Stored data:
↓
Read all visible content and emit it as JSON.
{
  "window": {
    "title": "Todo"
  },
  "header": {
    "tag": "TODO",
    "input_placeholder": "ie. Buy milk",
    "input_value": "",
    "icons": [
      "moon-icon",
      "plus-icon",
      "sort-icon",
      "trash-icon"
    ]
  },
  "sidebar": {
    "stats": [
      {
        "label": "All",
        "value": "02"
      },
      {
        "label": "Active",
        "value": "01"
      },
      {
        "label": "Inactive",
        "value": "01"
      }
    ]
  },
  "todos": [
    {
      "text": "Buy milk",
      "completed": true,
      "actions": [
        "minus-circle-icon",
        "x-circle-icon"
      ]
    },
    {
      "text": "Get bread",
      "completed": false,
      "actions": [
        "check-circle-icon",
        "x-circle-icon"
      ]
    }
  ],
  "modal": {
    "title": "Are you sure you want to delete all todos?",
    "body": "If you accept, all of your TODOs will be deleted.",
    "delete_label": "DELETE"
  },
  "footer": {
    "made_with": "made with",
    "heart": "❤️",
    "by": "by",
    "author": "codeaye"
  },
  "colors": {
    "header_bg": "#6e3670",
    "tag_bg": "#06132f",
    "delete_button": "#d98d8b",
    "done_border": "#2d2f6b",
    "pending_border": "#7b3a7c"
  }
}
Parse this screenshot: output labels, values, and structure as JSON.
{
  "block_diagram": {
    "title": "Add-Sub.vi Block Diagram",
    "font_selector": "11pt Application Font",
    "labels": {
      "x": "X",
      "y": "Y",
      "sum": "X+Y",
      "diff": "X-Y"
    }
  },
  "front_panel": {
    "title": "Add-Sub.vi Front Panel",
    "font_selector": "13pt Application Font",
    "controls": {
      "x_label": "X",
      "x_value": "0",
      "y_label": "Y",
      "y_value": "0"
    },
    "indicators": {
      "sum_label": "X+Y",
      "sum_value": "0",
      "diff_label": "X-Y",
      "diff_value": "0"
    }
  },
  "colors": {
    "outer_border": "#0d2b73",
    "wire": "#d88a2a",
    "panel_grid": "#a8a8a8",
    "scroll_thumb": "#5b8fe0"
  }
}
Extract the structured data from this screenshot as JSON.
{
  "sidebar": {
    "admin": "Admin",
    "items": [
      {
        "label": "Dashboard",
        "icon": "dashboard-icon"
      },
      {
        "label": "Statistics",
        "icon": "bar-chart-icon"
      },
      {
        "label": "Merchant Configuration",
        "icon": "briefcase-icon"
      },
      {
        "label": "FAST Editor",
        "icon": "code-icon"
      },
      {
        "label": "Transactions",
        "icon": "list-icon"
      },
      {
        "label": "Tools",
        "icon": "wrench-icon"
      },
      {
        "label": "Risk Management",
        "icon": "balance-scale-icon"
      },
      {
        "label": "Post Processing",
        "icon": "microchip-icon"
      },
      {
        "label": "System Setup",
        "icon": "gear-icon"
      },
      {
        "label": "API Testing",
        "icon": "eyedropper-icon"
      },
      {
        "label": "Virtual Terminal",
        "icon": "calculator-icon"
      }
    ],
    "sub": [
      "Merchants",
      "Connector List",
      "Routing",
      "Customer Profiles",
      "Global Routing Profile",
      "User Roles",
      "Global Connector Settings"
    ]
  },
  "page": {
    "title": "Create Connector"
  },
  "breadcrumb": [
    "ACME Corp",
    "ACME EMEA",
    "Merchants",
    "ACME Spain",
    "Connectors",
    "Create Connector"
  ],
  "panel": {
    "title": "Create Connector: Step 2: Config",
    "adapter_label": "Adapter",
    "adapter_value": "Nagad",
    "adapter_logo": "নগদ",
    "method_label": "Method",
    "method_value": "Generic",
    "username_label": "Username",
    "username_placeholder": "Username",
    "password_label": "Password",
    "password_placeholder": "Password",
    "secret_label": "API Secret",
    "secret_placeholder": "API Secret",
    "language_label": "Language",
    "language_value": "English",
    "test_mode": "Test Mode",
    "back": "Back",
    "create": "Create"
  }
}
↑
__Work required__: Retype the listing. Match it exactly.

__Result for this task__:
Read all visible content and emit it as JSON.
{
  "window": {
    "title": "Todo"
  },
  "header": {
    "tag": "TODO",
    "input_placeholder": "ie. Buy milk",
    "input_value": "",
    "icons": [
      "moon-icon",
      "plus-icon",
      "sort-icon",
      "trash-icon"
    ]
  },
  "sidebar": {
    "stats": [
      {
        "label": "All",
        "value": "02"
      },
      {
        "label": "Active",
        "value": "01"
      },
      {
        "label": "Inactive",
        "value": "01"
      }
    ]
  },
  "todos": [
    {
      "text": "Buy milk",
      "completed": true,
      "actions": [
        "minus-circle-icon",
        "x-circle-icon"
      ]
    },
    {
      "text": "Get bread",
      "completed": false,
      "actions": [
        "check-circle-icon",
        "x-circle-icon"
      ]
    }
  ],
  "modal": {
    "title": "Are you sure you want to delete all todos?",
    "body": "If you accept, all of your TODOs will be deleted.",
    "delete_label": "DELETE"
  },
  "footer": {
    "made_with": "made with",
    "heart": "❤️",
    "by": "by",
    "author": "codeaye"
  },
  "colors": {
    "header_bg": "#6e3670",
    "tag_bg": "#06132f",
    "delete_button": "#d98d8b",
    "done_border": "#2d2f6b",
    "pending_border": "#7b3a7c"
  }
}
Parse this screenshot: output labels, values, and structure as JSON.
{
  "block_diagram": {
    "title": "Add-Sub.vi Block Diagram",
    "font_selector": "11pt Application Font",
    "labels": {
      "x": "X",
      "y": "Y",
      "sum": "X+Y",
      "diff": "X-Y"
    }
  },
  "front_panel": {
    "title": "Add-Sub.vi Front Panel",
    "font_selector": "13pt Application Font",
    "controls": {
      "x_label": "X",
      "x_value": "0",
      "y_label": "Y",
      "y_value": "0"
    },
    "indicators": {
      "sum_label": "X+Y",
      "sum_value": "0",
      "diff_label": "X-Y",
      "diff_value": "0"
    }
  },
  "colors": {
    "outer_border": "#0d2b73",
    "wire": "#d88a2a",
    "panel_grid": "#a8a8a8",
    "scroll_thumb": "#5b8fe0"
  }
}
Extract the structured data from this screenshot as JSON.
{
  "sidebar": {
    "admin": "Admin",
    "items": [
      {
        "label": "Dashboard",
        "icon": "dashboard-icon"
      },
      {
        "label": "Statistics",
        "icon": "bar-chart-icon"
      },
      {
        "label": "Merchant Configuration",
        "icon": "briefcase-icon"
      },
      {
        "label": "FAST Editor",
        "icon": "code-icon"
      },
      {
        "label": "Transactions",
        "icon": "list-icon"
      },
      {
        "label": "Tools",
        "icon": "wrench-icon"
      },
      {
        "label": "Risk Management",
        "icon": "balance-scale-icon"
      },
      {
        "label": "Post Processing",
        "icon": "microchip-icon"
      },
      {
        "label": "System Setup",
        "icon": "gear-icon"
      },
      {
        "label": "API Testing",
        "icon": "eyedropper-icon"
      },
      {
        "label": "Virtual Terminal",
        "icon": "calculator-icon"
      }
    ],
    "sub": [
      "Merchants",
      "Connector List",
      "Routing",
      "Customer Profiles",
      "Global Routing Profile",
      "User Roles",
      "Global Connector Settings"
    ]
  },
  "page": {
    "title": "Create Connector"
  },
  "breadcrumb": [
    "ACME Corp",
    "ACME EMEA",
    "Merchants",
    "ACME Spain",
    "Connectors",
    "Create Connector"
  ],
  "panel": {
    "title": "Create Connector: Step 2: Config",
    "adapter_label": "Adapter",
    "adapter_value": "Nagad",
    "adapter_logo": "নগদ",
    "method_label": "Method",
    "method_value": "Generic",
    "username_label": "Username",
    "username_placeholder": "Username",
    "password_label": "Password",
    "password_placeholder": "Password",
    "secret_label": "API Secret",
    "secret_placeholder": "API Secret",
    "language_label": "Language",
    "language_value": "English",
    "test_mode": "Test Mode",
    "back": "Back",
    "create": "Create"
  }
}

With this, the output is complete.